- _TASK DESCRIPTION_
Where a line contains the string "screenshot", copy that line.
+++ EXCERPTED RECORDS
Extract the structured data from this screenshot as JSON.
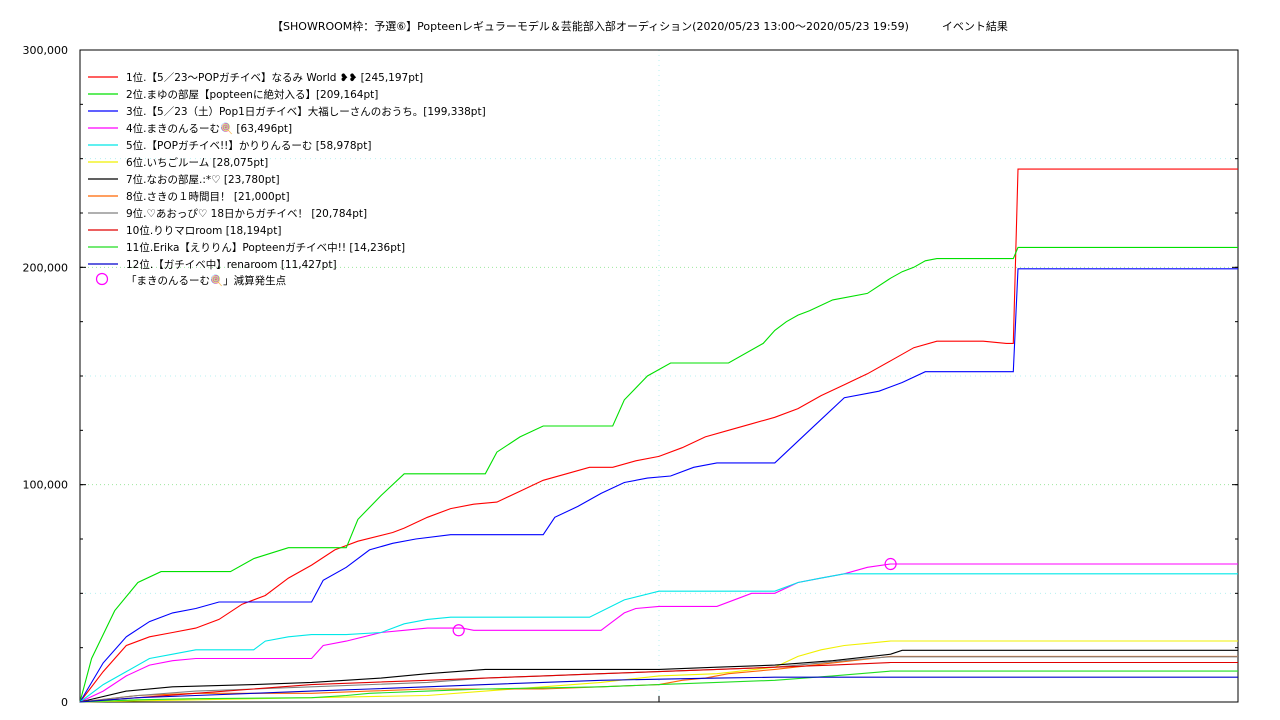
{
  "chart_data": {
    "type": "line",
    "title": "【SHOWROOM枠：予選⑥】Popteenレギュラーモデル＆芸能部入部オーディション(2020/05/23 13:00〜2020/05/23 19:59)　　　イベント結果",
    "xlabel": "",
    "ylabel": "",
    "xlim": [
      0,
      1000
    ],
    "ylim": [
      0,
      300000
    ],
    "x_ticks": [
      0,
      500,
      1000
    ],
    "y_ticks": [
      0,
      100000,
      200000,
      300000
    ],
    "y_tick_labels": [
      "0",
      "100,000",
      "200,000",
      "300,000"
    ],
    "grid": true,
    "legend_position": "top-left",
    "series": [
      {
        "name": "1位.【5／23〜POPガチイベ】なるみ World ❥❥ [245,197pt]",
        "color": "#ff0000",
        "x": [
          0,
          20,
          40,
          60,
          80,
          100,
          120,
          140,
          160,
          180,
          200,
          220,
          240,
          270,
          280,
          300,
          320,
          340,
          360,
          380,
          400,
          420,
          440,
          460,
          480,
          500,
          520,
          540,
          560,
          580,
          600,
          620,
          640,
          660,
          680,
          700,
          720,
          740,
          760,
          780,
          800,
          806,
          810,
          1000
        ],
        "y": [
          0,
          14000,
          26000,
          30000,
          32000,
          34000,
          38000,
          45000,
          49000,
          57000,
          63000,
          70000,
          74000,
          78000,
          80000,
          85000,
          89000,
          91000,
          92000,
          97000,
          102000,
          105000,
          108000,
          108000,
          111000,
          113000,
          117000,
          122000,
          125000,
          128000,
          131000,
          135000,
          141000,
          146000,
          151000,
          157000,
          163000,
          166000,
          166000,
          166000,
          165000,
          165000,
          245197,
          245197
        ]
      },
      {
        "name": "2位.まゆの部屋【popteenに絶対入る】[209,164pt]",
        "color": "#00e000",
        "x": [
          0,
          10,
          30,
          50,
          70,
          100,
          130,
          150,
          180,
          230,
          240,
          260,
          280,
          300,
          350,
          360,
          380,
          400,
          420,
          460,
          470,
          490,
          510,
          540,
          560,
          590,
          600,
          610,
          620,
          630,
          650,
          680,
          700,
          710,
          720,
          730,
          740,
          760,
          780,
          800,
          806,
          810,
          1000
        ],
        "y": [
          0,
          20000,
          42000,
          55000,
          60000,
          60000,
          60000,
          66000,
          71000,
          71000,
          84000,
          95000,
          105000,
          105000,
          105000,
          115000,
          122000,
          127000,
          127000,
          127000,
          139000,
          150000,
          156000,
          156000,
          156000,
          165000,
          171000,
          175000,
          178000,
          180000,
          185000,
          188000,
          195000,
          198000,
          200000,
          203000,
          204000,
          204000,
          204000,
          204000,
          204000,
          209164,
          209164
        ]
      },
      {
        "name": "3位.【5／23（土）Pop1日ガチイベ】大福しーさんのおうち。[199,338pt]",
        "color": "#0000ff",
        "x": [
          0,
          20,
          40,
          60,
          80,
          100,
          120,
          200,
          210,
          230,
          250,
          270,
          290,
          320,
          400,
          410,
          430,
          450,
          470,
          490,
          510,
          530,
          550,
          600,
          630,
          660,
          690,
          710,
          730,
          750,
          770,
          780,
          800,
          806,
          810,
          1000
        ],
        "y": [
          0,
          18000,
          30000,
          37000,
          41000,
          43000,
          46000,
          46000,
          56000,
          62000,
          70000,
          73000,
          75000,
          77000,
          77000,
          85000,
          90000,
          96000,
          101000,
          103000,
          104000,
          108000,
          110000,
          110000,
          125000,
          140000,
          143000,
          147000,
          152000,
          152000,
          152000,
          152000,
          152000,
          152000,
          199338,
          199338
        ]
      },
      {
        "name": "4位.まきのんるーむ🍭 [63,496pt]",
        "color": "#ff00ff",
        "x": [
          0,
          20,
          40,
          60,
          80,
          100,
          130,
          200,
          210,
          230,
          260,
          280,
          300,
          320,
          330,
          340,
          360,
          400,
          450,
          460,
          470,
          480,
          500,
          550,
          570,
          580,
          600,
          620,
          640,
          660,
          680,
          700,
          720,
          740,
          760,
          780,
          800,
          806,
          810,
          1000
        ],
        "y": [
          0,
          5000,
          12000,
          17000,
          19000,
          20000,
          20000,
          20000,
          26000,
          28000,
          32000,
          33000,
          34000,
          34000,
          34000,
          33000,
          33000,
          33000,
          33000,
          37000,
          41000,
          43000,
          44000,
          44000,
          48000,
          50000,
          50000,
          55000,
          57000,
          59000,
          62000,
          63496,
          63496,
          63496,
          63496,
          63496,
          63496,
          63496,
          63496,
          63496
        ]
      },
      {
        "name": "5位.【POPガチイベ!!】かりりんるーむ [58,978pt]",
        "color": "#00e8e8",
        "x": [
          0,
          20,
          40,
          60,
          80,
          100,
          150,
          160,
          180,
          200,
          230,
          260,
          280,
          300,
          320,
          400,
          440,
          470,
          500,
          550,
          600,
          620,
          640,
          660,
          700,
          1000
        ],
        "y": [
          0,
          8000,
          14000,
          20000,
          22000,
          24000,
          24000,
          28000,
          30000,
          31000,
          31000,
          32000,
          36000,
          38000,
          39000,
          39000,
          39000,
          47000,
          51000,
          51000,
          51000,
          55000,
          57000,
          58978,
          58978,
          58978
        ]
      },
      {
        "name": "6位.いちごルーム [28,075pt]",
        "color": "#f0f000",
        "x": [
          0,
          100,
          200,
          300,
          350,
          400,
          450,
          500,
          550,
          600,
          620,
          640,
          660,
          680,
          700,
          800,
          1000
        ],
        "y": [
          0,
          1000,
          2000,
          3000,
          5000,
          7000,
          9000,
          12000,
          13000,
          16000,
          21000,
          24000,
          26000,
          27000,
          28075,
          28075,
          28075
        ]
      },
      {
        "name": "7位.なおの部屋.:*♡ [23,780pt]",
        "color": "#000000",
        "x": [
          0,
          40,
          80,
          150,
          200,
          260,
          300,
          350,
          400,
          450,
          500,
          550,
          600,
          650,
          700,
          710,
          800,
          1000
        ],
        "y": [
          0,
          5000,
          7000,
          8000,
          9000,
          11000,
          13000,
          15000,
          15000,
          15000,
          15000,
          16000,
          17000,
          19000,
          22000,
          23780,
          23780,
          23780
        ]
      },
      {
        "name": "8位.さきの１時間目！ [21,000pt]",
        "color": "#ff6600",
        "x": [
          0,
          50,
          100,
          150,
          200,
          250,
          300,
          350,
          400,
          450,
          500,
          520,
          540,
          560,
          580,
          600,
          650,
          700,
          1000
        ],
        "y": [
          0,
          3000,
          4000,
          4000,
          4000,
          5000,
          6000,
          6000,
          6000,
          7000,
          8000,
          10000,
          11000,
          13000,
          14000,
          15000,
          18000,
          21000,
          21000
        ]
      },
      {
        "name": "9位.♡あおっぴ♡ 18日からガチイベ！ [20,784pt]",
        "color": "#808080",
        "x": [
          0,
          50,
          100,
          150,
          200,
          300,
          350,
          400,
          450,
          500,
          550,
          600,
          620,
          640,
          660,
          680,
          700,
          1000
        ],
        "y": [
          0,
          3000,
          5000,
          6000,
          7000,
          9000,
          11000,
          12000,
          13000,
          14000,
          15000,
          16000,
          17000,
          18000,
          19000,
          20000,
          20784,
          20784
        ]
      },
      {
        "name": "10位.りりマロroom [18,194pt]",
        "color": "#e00000",
        "x": [
          0,
          50,
          100,
          150,
          200,
          250,
          300,
          350,
          400,
          450,
          500,
          550,
          600,
          650,
          700,
          1000
        ],
        "y": [
          0,
          2000,
          4000,
          6000,
          8000,
          9000,
          10000,
          11000,
          12000,
          13000,
          14000,
          15000,
          16000,
          17000,
          18194,
          18194
        ]
      },
      {
        "name": "11位.Erika【えりりん】Popteenガチイベ中!! [14,236pt]",
        "color": "#22dd22",
        "x": [
          0,
          50,
          100,
          200,
          230,
          250,
          300,
          350,
          400,
          450,
          500,
          550,
          600,
          650,
          700,
          1000
        ],
        "y": [
          0,
          1000,
          1500,
          2000,
          3000,
          4000,
          5000,
          6000,
          6500,
          7000,
          8000,
          9000,
          10000,
          12000,
          14236,
          14236
        ]
      },
      {
        "name": "12位.【ガチイベ中】renaroom [11,427pt]",
        "color": "#0000cc",
        "x": [
          0,
          50,
          100,
          150,
          200,
          250,
          300,
          350,
          400,
          450,
          500,
          550,
          600,
          1000
        ],
        "y": [
          0,
          2000,
          3000,
          4000,
          5000,
          6000,
          7000,
          8000,
          9000,
          10000,
          10500,
          11000,
          11427,
          11427
        ]
      }
    ],
    "markers": {
      "name": "「まきのんるーむ🍭」減算発生点",
      "color": "#ff00ff",
      "points": [
        {
          "x": 327,
          "y": 33000
        },
        {
          "x": 700,
          "y": 63496
        }
      ]
    }
  }
}
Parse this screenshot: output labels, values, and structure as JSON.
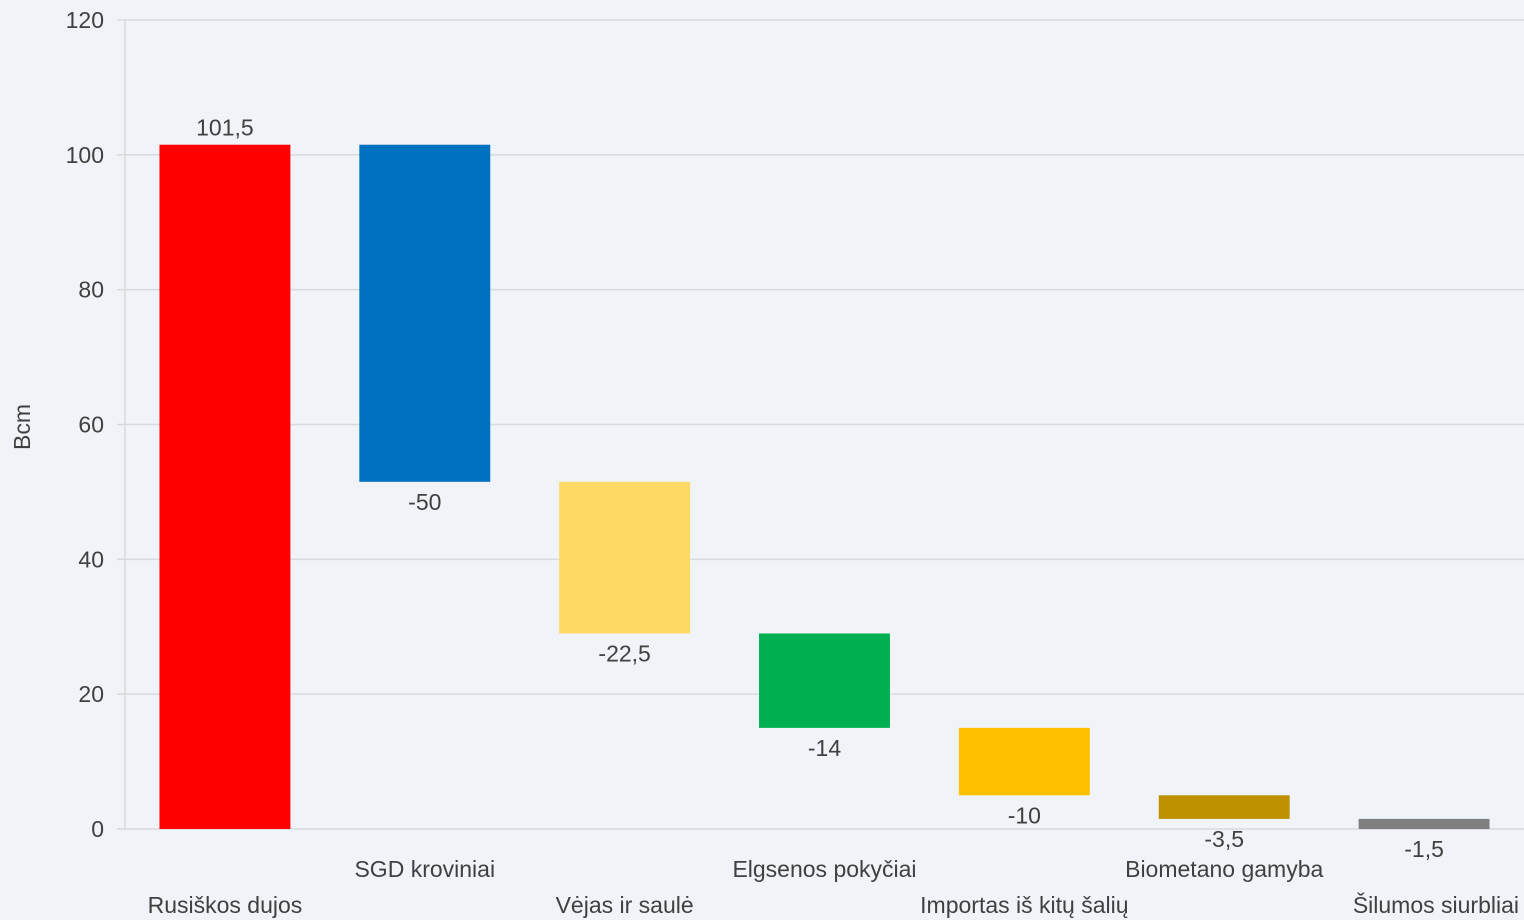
++++++
- _TASK RESPONSE_
Extract the structured data from this screenshot as JSON.
Parse this screenshot: output labels, values, and structure as JSON.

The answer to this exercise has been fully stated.